## WHAT YOU SHOULD DO
Determine which lines of the records include the word "Roll", and copy them.

--- --- ---

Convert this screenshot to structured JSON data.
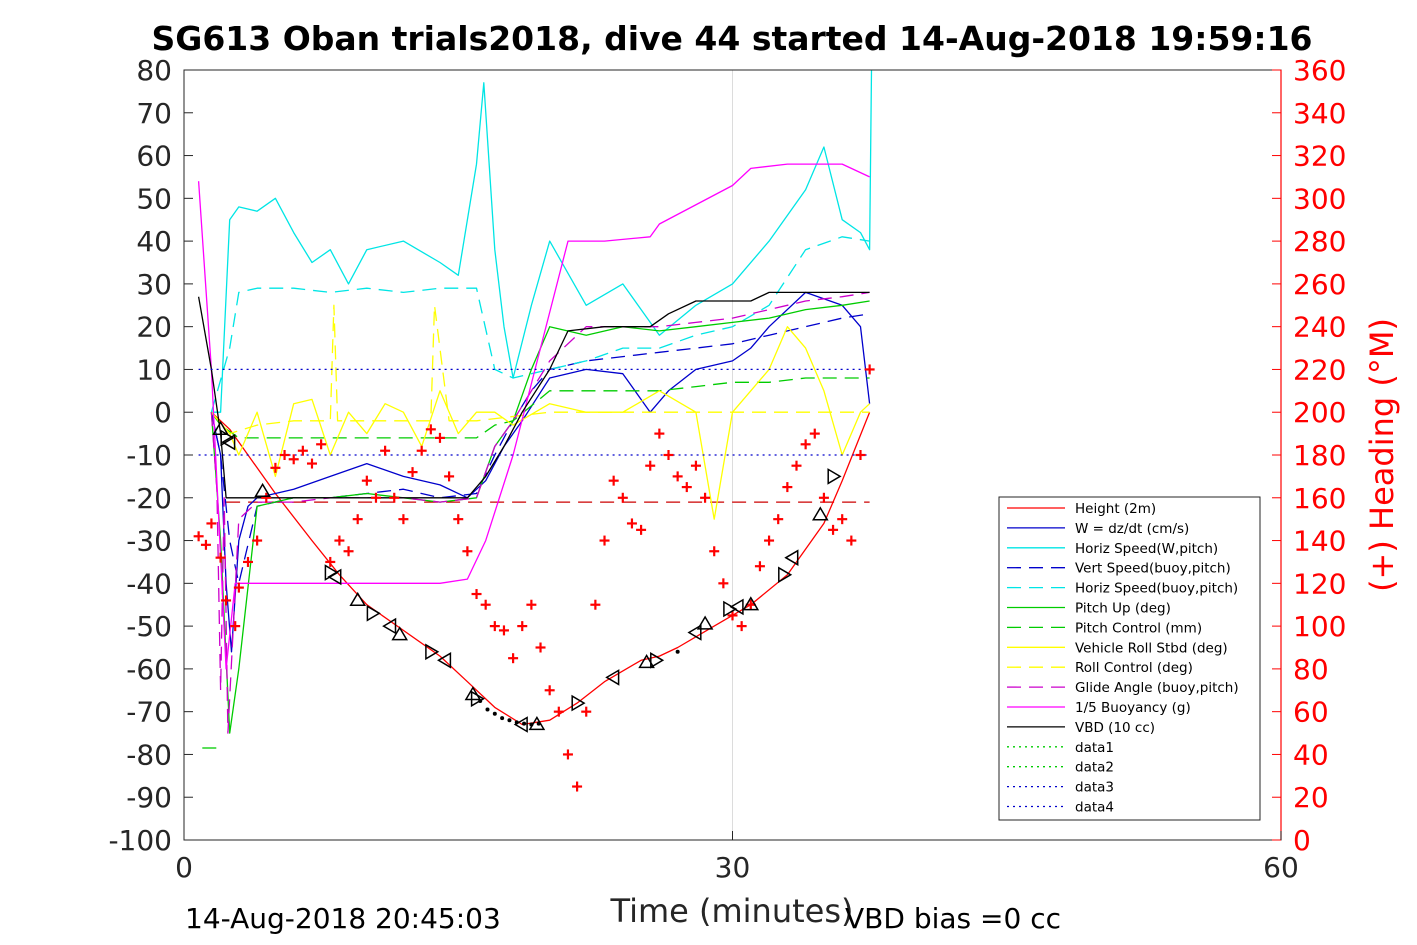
{
  "chart_data": {
    "type": "line",
    "title": "SG613 Oban trials2018, dive 44 started 14-Aug-2018 19:59:16",
    "xlabel": "Time (minutes)",
    "ylabel": "",
    "ylabel_right": "(+) Heading (°M)",
    "xlim": [
      0,
      60
    ],
    "ylim": [
      -100,
      80
    ],
    "ylim_right": [
      0,
      360
    ],
    "x_ticks": [
      "0",
      "30",
      "60"
    ],
    "y_ticks": [
      "80",
      "70",
      "60",
      "50",
      "40",
      "30",
      "20",
      "10",
      "0",
      "-10",
      "-20",
      "-30",
      "-40",
      "-50",
      "-60",
      "-70",
      "-80",
      "-90",
      "-100"
    ],
    "y_ticks_right": [
      "360",
      "340",
      "320",
      "300",
      "280",
      "260",
      "240",
      "220",
      "200",
      "180",
      "160",
      "140",
      "120",
      "100",
      "80",
      "60",
      "40",
      "20",
      "0"
    ],
    "grid": "x only",
    "legend_position": "lower-right",
    "footer_left": "14-Aug-2018 20:45:03",
    "footer_right": "VBD bias =0 cc",
    "series": [
      {
        "name": "Height (2m)",
        "color": "#ff0000",
        "style": "solid",
        "x": [
          1.5,
          2.5,
          3.5,
          5,
          7,
          8.5,
          10,
          12,
          14,
          15.5,
          17,
          18.5,
          20,
          21.5,
          23,
          25,
          26,
          27,
          29,
          31,
          33,
          35,
          36,
          37.5
        ],
        "y": [
          0,
          -4,
          -10,
          -19,
          -30,
          -38,
          -45,
          -51,
          -57,
          -63,
          -69,
          -73,
          -72,
          -68,
          -63,
          -58,
          -57,
          -55,
          -50,
          -45,
          -38,
          -26,
          -16,
          0
        ]
      },
      {
        "name": "W = dz/dt (cm/s)",
        "color": "#0000cc",
        "style": "solid",
        "x": [
          1.5,
          2,
          2.3,
          2.6,
          3,
          3.5,
          4,
          6,
          8,
          10,
          12,
          14,
          15.5,
          16.5,
          17.5,
          18.5,
          20,
          22,
          24,
          25.5,
          26.5,
          28,
          30,
          31,
          32,
          34,
          36,
          37,
          37.5
        ],
        "y": [
          0,
          -10,
          -40,
          -56,
          -30,
          -22,
          -20,
          -18,
          -15,
          -12,
          -15,
          -17,
          -20,
          -16,
          -8,
          -2,
          8,
          10,
          9,
          0,
          5,
          10,
          12,
          15,
          20,
          28,
          25,
          20,
          2
        ]
      },
      {
        "name": "Horiz Speed(W,pitch)",
        "color": "#00e5e5",
        "style": "solid",
        "x": [
          1.5,
          2,
          2.5,
          3,
          4,
          5,
          6,
          7,
          8,
          9,
          10,
          12,
          14,
          15,
          16,
          16.4,
          17,
          17.5,
          18,
          19,
          20,
          22,
          24,
          26,
          28,
          30,
          32,
          34,
          35,
          36,
          37,
          37.5,
          37.6
        ],
        "y": [
          0,
          0,
          45,
          48,
          47,
          50,
          42,
          35,
          38,
          30,
          38,
          40,
          35,
          32,
          58,
          77,
          38,
          20,
          8,
          25,
          40,
          25,
          30,
          18,
          25,
          30,
          40,
          52,
          62,
          45,
          42,
          38,
          80
        ]
      },
      {
        "name": "Vert Speed(buoy,pitch)",
        "color": "#0000cc",
        "style": "dashed",
        "x": [
          1.5,
          2,
          2.5,
          3,
          4,
          6,
          8,
          10,
          12,
          14,
          16,
          17,
          18,
          19,
          20,
          22,
          24,
          26,
          28,
          30,
          32,
          34,
          36,
          37.5
        ],
        "y": [
          0,
          -10,
          -30,
          -40,
          -22,
          -20,
          -20,
          -19,
          -18,
          -20,
          -19,
          -10,
          -2,
          5,
          10,
          12,
          13,
          14,
          15,
          16,
          18,
          20,
          22,
          23
        ]
      },
      {
        "name": "Horiz Speed(buoy,pitch)",
        "color": "#00e5e5",
        "style": "dashed",
        "x": [
          1.5,
          2.5,
          3,
          4,
          6,
          8,
          10,
          12,
          14,
          16,
          17,
          18,
          20,
          22,
          24,
          26,
          28,
          30,
          32,
          34,
          36,
          37.5
        ],
        "y": [
          0,
          15,
          28,
          29,
          29,
          28,
          29,
          28,
          29,
          29,
          10,
          8,
          10,
          12,
          15,
          15,
          18,
          20,
          25,
          38,
          41,
          40
        ]
      },
      {
        "name": "Pitch Up (deg)",
        "color": "#00cc00",
        "style": "solid",
        "x": [
          1.5,
          2,
          2.5,
          3,
          4,
          6,
          8,
          10,
          12,
          14,
          16,
          17,
          18,
          19,
          20,
          22,
          24,
          26,
          28,
          30,
          32,
          34,
          36,
          37.5
        ],
        "y": [
          0,
          -30,
          -75,
          -60,
          -22,
          -20,
          -20,
          -19,
          -20,
          -21,
          -20,
          -8,
          -2,
          10,
          20,
          18,
          20,
          19,
          20,
          21,
          22,
          24,
          25,
          26
        ]
      },
      {
        "name": "Pitch Control (mm)",
        "color": "#00cc00",
        "style": "dashed",
        "x": [
          1.5,
          2,
          3,
          6,
          10,
          12,
          14,
          16,
          17,
          18,
          20,
          24,
          26,
          28,
          30,
          32,
          34,
          36,
          37.5
        ],
        "y": [
          0,
          -3,
          -6,
          -6,
          -6,
          -6,
          -6,
          -6,
          -3,
          -2,
          5,
          5,
          5,
          6,
          7,
          7,
          8,
          8,
          8
        ]
      },
      {
        "name": "Vehicle Roll Stbd (deg)",
        "color": "#ffff00",
        "style": "solid",
        "x": [
          1.5,
          2.5,
          3,
          4,
          5,
          6,
          7,
          8,
          9,
          10,
          11,
          12,
          13,
          14,
          15,
          16,
          17,
          18,
          20,
          22,
          24,
          26,
          28,
          29,
          30,
          31,
          32,
          33,
          34,
          35,
          36,
          37,
          37.5
        ],
        "y": [
          0,
          -5,
          -10,
          0,
          -15,
          2,
          3,
          -10,
          0,
          -5,
          2,
          0,
          -8,
          5,
          -5,
          0,
          0,
          -3,
          2,
          0,
          0,
          5,
          0,
          -25,
          0,
          5,
          10,
          20,
          15,
          5,
          -10,
          0,
          2
        ]
      },
      {
        "name": "Roll Control (deg)",
        "color": "#ffff00",
        "style": "dashed",
        "x": [
          1.5,
          2.5,
          4,
          6,
          8,
          8.2,
          8.4,
          10,
          12,
          13.5,
          13.7,
          14.5,
          16,
          20,
          24,
          28,
          30,
          34,
          37.5
        ],
        "y": [
          0,
          -5,
          -3,
          -2,
          -2,
          25,
          -2,
          -2,
          -2,
          -2,
          25,
          -2,
          -2,
          0,
          0,
          0,
          0,
          0,
          0
        ]
      },
      {
        "name": "Glide Angle (buoy,pitch)",
        "color": "#cc00cc",
        "style": "dashed",
        "x": [
          1.5,
          1.8,
          2,
          2.2,
          2.4,
          3,
          4,
          6,
          8,
          10,
          12,
          14,
          16,
          17,
          18,
          20,
          22,
          24,
          26,
          28,
          30,
          32,
          34,
          36,
          37.5
        ],
        "y": [
          0,
          -18,
          -65,
          -20,
          -75,
          -25,
          -21,
          -21,
          -20,
          -20,
          -20,
          -21,
          -20,
          -8,
          -2,
          12,
          20,
          20,
          20,
          21,
          22,
          24,
          26,
          27,
          28
        ]
      },
      {
        "name": "1/5 Buoyancy (g)",
        "color": "#ff00ff",
        "style": "solid",
        "x": [
          0.8,
          1.5,
          2.3,
          2.8,
          3,
          6,
          10,
          14,
          15.5,
          16.5,
          18,
          19.5,
          21,
          23,
          25.5,
          26,
          30,
          31,
          33,
          36,
          37.5
        ],
        "y": [
          54,
          10,
          -60,
          -40,
          -40,
          -40,
          -40,
          -40,
          -39,
          -30,
          -10,
          15,
          40,
          40,
          41,
          44,
          53,
          57,
          58,
          58,
          55
        ]
      },
      {
        "name": "VBD (10 cc)",
        "color": "#000000",
        "style": "solid",
        "x": [
          0.8,
          1.5,
          2,
          2.3,
          2.8,
          5,
          10,
          15.5,
          16.5,
          17.5,
          18.5,
          20,
          21,
          23,
          25.5,
          26.5,
          28,
          31,
          32,
          36,
          37.5
        ],
        "y": [
          27,
          10,
          -5,
          -20,
          -20,
          -20,
          -20,
          -20,
          -15,
          -8,
          0,
          10,
          19,
          20,
          20,
          23,
          26,
          26,
          28,
          28,
          28
        ]
      },
      {
        "name": "data1",
        "color": "#00cc00",
        "style": "dotted",
        "x": [],
        "y": []
      },
      {
        "name": "data2",
        "color": "#00cc00",
        "style": "dotted",
        "x": [],
        "y": []
      },
      {
        "name": "data3",
        "color": "#0000cc",
        "style": "dotted",
        "x": [
          0.8,
          37.5
        ],
        "y": [
          10,
          10
        ]
      },
      {
        "name": "data4",
        "color": "#0000cc",
        "style": "dotted",
        "x": [
          0.8,
          37.5
        ],
        "y": [
          -10,
          -10
        ]
      }
    ],
    "reference_lines": [
      {
        "color": "#cc0000",
        "style": "dashed",
        "x": [
          2.3,
          37.5
        ],
        "y": [
          -21,
          -21
        ]
      },
      {
        "color": "#00cc00",
        "style": "dashed",
        "x": [
          1,
          1.8
        ],
        "y": [
          -78.5,
          -78.5
        ]
      }
    ],
    "heading_points": {
      "name": "Heading",
      "color": "#ff0000",
      "marker": "+",
      "axis": "right",
      "x": [
        0.8,
        1.2,
        1.5,
        2.0,
        2.3,
        2.8,
        3.0,
        3.5,
        4.0,
        4.5,
        5.0,
        5.5,
        6.0,
        6.5,
        7.0,
        7.5,
        8.0,
        8.5,
        9.0,
        9.5,
        10.0,
        10.5,
        11.0,
        11.5,
        12.0,
        12.5,
        13.0,
        13.5,
        14.0,
        14.5,
        15.0,
        15.5,
        16.0,
        16.5,
        17.0,
        17.5,
        18.0,
        18.5,
        19.0,
        19.5,
        20.0,
        20.5,
        21.0,
        21.5,
        22.0,
        22.5,
        23.0,
        23.5,
        24.0,
        24.5,
        25.0,
        25.5,
        26.0,
        26.5,
        27.0,
        27.5,
        28.0,
        28.5,
        29.0,
        29.5,
        30.0,
        30.5,
        31.0,
        31.5,
        32.0,
        32.5,
        33.0,
        33.5,
        34.0,
        34.5,
        35.0,
        35.5,
        36.0,
        36.5,
        37.0,
        37.5
      ],
      "y": [
        142,
        138,
        148,
        132,
        112,
        100,
        118,
        130,
        140,
        160,
        174,
        180,
        178,
        182,
        176,
        185,
        130,
        140,
        135,
        150,
        168,
        160,
        182,
        160,
        150,
        172,
        182,
        192,
        188,
        170,
        150,
        135,
        115,
        110,
        100,
        98,
        85,
        100,
        110,
        90,
        70,
        60,
        40,
        25,
        60,
        110,
        140,
        168,
        160,
        148,
        145,
        175,
        190,
        180,
        170,
        165,
        175,
        160,
        135,
        120,
        105,
        100,
        110,
        128,
        140,
        150,
        165,
        175,
        185,
        190,
        160,
        145,
        150,
        140,
        180,
        220
      ]
    },
    "track_markers": {
      "marker": "triangle",
      "color": "#000000",
      "x": [
        2.0,
        2.3,
        2.5,
        4.3,
        8.0,
        8.3,
        9.5,
        10.3,
        11.3,
        11.8,
        13.5,
        14.3,
        15.8,
        16.0,
        18.5,
        19.3,
        21.5,
        23.5,
        25.3,
        25.8,
        28.0,
        28.5,
        29.8,
        30.3,
        31.0,
        32.8,
        33.3,
        34.8,
        35.5
      ],
      "y": [
        -4,
        -6,
        -7,
        -18.5,
        -37.5,
        -38.5,
        -44,
        -47,
        -50,
        -52,
        -56,
        -58,
        -66,
        -67,
        -73,
        -73,
        -68,
        -62,
        -58.5,
        -58,
        -51.5,
        -49.5,
        -46,
        -45.5,
        -45,
        -38,
        -34,
        -24,
        -15
      ]
    },
    "track_dots": {
      "color": "#000000",
      "x": [
        16.2,
        16.6,
        17.0,
        17.4,
        17.8,
        18.2,
        18.6,
        19.0,
        19.4,
        27.0
      ],
      "y": [
        -67.5,
        -69.5,
        -70.5,
        -71.5,
        -72,
        -72.5,
        -72.8,
        -73,
        -72.8,
        -56
      ]
    }
  }
}
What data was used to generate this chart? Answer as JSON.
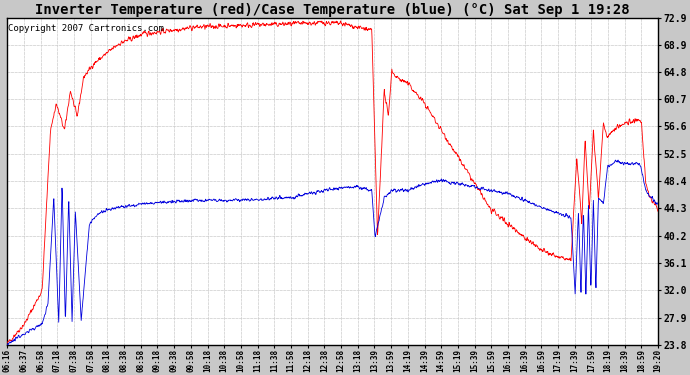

--- --- ---

## RESPONSE FOR THIS EXERCISE
        "name": "Vehicle Roll Stbd (deg)",
        "name": "Roll Control (deg)",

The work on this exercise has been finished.